» **Tasks for this exercise**
- 1) According to the manga article, what award did Tōmei na Yurikago win in 2018?
- 2) Translate this sentence from the manga article into French: "In 2018, Tōmei na Yurikago won the 42nd Kodansha Manga Award in the shōjo category."
- 3) Pick up the article on the manga Tōmei na Yurikago after its final sentence and write on.

» **Extracted text**
»»
- First tankōbon volume cover

透明なゆりかご 産婦人科院 看護師見習い日記
- Genre: Medical
- Written by: Bakka Okita
- Published by: Kodansha
- Imprint: Kodansha Comics Kiss
- Magazine: Kiss Plus (2013–2014); Hatsu Kiss (2014–2021);
- Original run: December 7, 2013 – February 25, 2021
- Volumes: 9
- Directed by: Takeshi Shibata; Naoki Murahashi; Haruka Kashima;
- Written by: Naoko Adachi
- Music by: Yasuaki Shimizu
- Original network: NHK
- Original run: July 20, 2018 – September 21, 2018
- Episodes: 10
- Anime and manga portal

= Tōmei na Yurikago =

Japanese manga series

 (透明なゆりかご 産婦人科院 看護師見習い日記, Tōmei na Yurikago: Sanfujinkain Kangoshi Minarai Nikki) is a Japanese manga series written and illustrated by Bakka Okita. It was first serialized in Kodansha's josei manga magazines Kiss Plus (December 2013 to February 2014) and Hatsu Kiss (June 2014 to February 2021), with its chapters collected in seven tankōbon volumes. The series was adapted into a ten-episode television drama broadcast on NHK from July to September 2018.

In 2018, Tōmei na Yurikago won the 42nd Kodansha Manga Award in the shōjo category.

==Media==
===Manga===
Written and illustrated by Bakka Okita, based on her own experience working at an obstetrics and gynaecology clinic, Tōmei na Yurikago started in Kodansha's josei manga magazine Kiss Plus on December 7, 2013. The magazine ceased its publication on February 8, 2014, and the series was transferred to the brand new magazine Hatsu Kiss on June 13 of the same year; the magazine switched to digital-only publication on June 25, 2018. The series finished on February 25, 2021. Kodansha collected its chapters in nine tankōbon volumes released from May 13, 2015, to April 13, 2021.
««
[Document layout analysis data]
»»
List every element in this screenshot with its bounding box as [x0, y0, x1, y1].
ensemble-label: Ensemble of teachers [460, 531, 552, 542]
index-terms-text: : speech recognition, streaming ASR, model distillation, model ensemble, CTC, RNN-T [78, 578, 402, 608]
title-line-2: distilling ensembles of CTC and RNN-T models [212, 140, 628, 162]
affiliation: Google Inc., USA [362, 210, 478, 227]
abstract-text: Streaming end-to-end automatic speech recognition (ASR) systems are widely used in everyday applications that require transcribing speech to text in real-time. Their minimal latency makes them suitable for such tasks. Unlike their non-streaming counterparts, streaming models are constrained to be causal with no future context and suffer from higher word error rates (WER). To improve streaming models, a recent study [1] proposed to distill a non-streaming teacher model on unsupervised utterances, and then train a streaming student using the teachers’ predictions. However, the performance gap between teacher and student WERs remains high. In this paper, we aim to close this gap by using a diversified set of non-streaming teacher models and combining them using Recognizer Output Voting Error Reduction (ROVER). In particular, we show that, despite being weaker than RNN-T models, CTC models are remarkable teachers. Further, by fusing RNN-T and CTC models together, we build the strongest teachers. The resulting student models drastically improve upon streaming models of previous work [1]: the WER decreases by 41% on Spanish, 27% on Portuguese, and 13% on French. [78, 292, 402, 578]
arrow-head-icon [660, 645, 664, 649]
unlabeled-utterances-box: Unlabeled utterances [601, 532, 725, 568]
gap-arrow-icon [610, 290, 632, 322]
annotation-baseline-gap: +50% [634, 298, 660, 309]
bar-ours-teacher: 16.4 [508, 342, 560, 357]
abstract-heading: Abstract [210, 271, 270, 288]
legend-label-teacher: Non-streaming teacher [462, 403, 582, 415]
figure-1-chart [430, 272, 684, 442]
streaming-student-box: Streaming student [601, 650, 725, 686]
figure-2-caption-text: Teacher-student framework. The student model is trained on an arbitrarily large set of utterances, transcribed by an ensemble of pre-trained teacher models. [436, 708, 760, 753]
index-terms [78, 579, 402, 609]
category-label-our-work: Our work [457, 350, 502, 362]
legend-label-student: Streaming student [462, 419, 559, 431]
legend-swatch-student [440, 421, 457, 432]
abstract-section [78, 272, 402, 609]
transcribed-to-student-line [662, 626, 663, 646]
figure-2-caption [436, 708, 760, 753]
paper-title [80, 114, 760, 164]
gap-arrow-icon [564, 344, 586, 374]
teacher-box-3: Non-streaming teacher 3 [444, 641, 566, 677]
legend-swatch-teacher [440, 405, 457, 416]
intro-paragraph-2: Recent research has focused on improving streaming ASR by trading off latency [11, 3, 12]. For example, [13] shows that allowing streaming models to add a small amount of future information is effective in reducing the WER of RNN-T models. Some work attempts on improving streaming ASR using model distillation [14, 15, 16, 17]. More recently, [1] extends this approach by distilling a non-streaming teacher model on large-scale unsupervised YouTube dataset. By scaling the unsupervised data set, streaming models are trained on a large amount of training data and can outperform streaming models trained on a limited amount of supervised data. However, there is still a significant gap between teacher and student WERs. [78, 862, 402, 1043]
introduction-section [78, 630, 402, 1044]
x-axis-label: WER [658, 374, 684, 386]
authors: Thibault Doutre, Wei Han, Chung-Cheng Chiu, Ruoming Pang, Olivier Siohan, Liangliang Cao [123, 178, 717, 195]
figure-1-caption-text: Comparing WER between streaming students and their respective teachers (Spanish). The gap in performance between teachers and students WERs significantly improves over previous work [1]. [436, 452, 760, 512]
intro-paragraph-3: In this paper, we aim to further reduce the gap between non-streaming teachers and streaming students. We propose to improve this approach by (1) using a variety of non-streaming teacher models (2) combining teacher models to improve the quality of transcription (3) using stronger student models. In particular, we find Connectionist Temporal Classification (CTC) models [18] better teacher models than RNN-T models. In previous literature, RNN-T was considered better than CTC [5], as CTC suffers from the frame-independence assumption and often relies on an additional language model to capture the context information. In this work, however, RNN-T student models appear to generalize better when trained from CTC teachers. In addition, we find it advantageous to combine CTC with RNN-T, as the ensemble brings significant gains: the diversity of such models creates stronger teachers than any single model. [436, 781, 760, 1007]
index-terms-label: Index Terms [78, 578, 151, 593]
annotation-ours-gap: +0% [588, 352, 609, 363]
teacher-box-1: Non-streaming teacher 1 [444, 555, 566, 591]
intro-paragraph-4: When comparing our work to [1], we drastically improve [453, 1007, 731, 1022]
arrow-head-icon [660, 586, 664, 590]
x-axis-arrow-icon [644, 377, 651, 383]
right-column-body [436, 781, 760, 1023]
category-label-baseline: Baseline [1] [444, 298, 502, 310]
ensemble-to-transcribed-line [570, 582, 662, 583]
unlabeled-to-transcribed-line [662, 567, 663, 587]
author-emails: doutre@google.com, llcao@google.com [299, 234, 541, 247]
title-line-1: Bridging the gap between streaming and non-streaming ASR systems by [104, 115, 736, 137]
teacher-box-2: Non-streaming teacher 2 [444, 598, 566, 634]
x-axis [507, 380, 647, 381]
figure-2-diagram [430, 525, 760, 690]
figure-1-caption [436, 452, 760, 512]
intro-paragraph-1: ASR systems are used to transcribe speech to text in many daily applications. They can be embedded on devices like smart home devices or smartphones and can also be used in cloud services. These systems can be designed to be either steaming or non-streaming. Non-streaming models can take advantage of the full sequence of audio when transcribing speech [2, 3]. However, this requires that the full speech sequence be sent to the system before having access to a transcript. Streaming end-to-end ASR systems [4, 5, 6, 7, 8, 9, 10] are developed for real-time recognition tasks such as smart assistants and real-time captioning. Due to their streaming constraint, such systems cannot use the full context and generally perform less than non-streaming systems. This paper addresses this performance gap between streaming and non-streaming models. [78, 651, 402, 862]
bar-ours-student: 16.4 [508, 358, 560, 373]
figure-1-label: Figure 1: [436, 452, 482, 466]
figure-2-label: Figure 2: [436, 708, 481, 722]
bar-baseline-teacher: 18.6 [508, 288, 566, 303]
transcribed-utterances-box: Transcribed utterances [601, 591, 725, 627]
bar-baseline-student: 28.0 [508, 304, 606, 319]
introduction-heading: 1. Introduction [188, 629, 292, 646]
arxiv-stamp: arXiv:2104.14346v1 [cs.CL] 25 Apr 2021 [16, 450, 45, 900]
««
» **Results of the tasks**
- 1) The 42nd Kodansha Manga Award in the shōjo category.

- 2) En 2018, Tōmei na Yurikago a remporté le 42e prix du manga Kodansha dans la catégorie shōjo.

- 3)
====Volumes====

| No. | Japanese release date | Japanese ISBN |
|---|---|---|
| 1 | May 13, 2015 | 978-4-06-340957-4 |
| 2 | October 13, 2015 | 978-4-06-340969-7 |
| 3 | April 13, 2016 | 978-4-06-340985-7 |
| 4 | October 13, 2016 | 978-4-06-398001-1 |
| 5 | May 12, 2017 | 978-4-06-340957-4 |
| 6 | December 13, 2017 | 978-4-06-510617-4 |
| 7 | August 9, 2018 | 978-4-06-512877-0 |
| 8 | October 11, 2019 | 978-4-06-514482-4 |
| 9 | April 13, 2021 | 978-4-06-518734-0 |

===Drama===
A ten-episode television drama adaptation was broadcast on NHK from July 20 to September 21, 2018.

==Reception==
On Takarajimasha's Kono Manga ga Sugoi! list of best manga of 2019 for female readers, the series ranked 6th. The series ranked 11th on the "Nationwide Bookstore Employees' Recommended Comics of 2017" poll by Honya Club online bookstore. In 2018, the series won the 42nd Kodansha Manga Award in the shōjo category.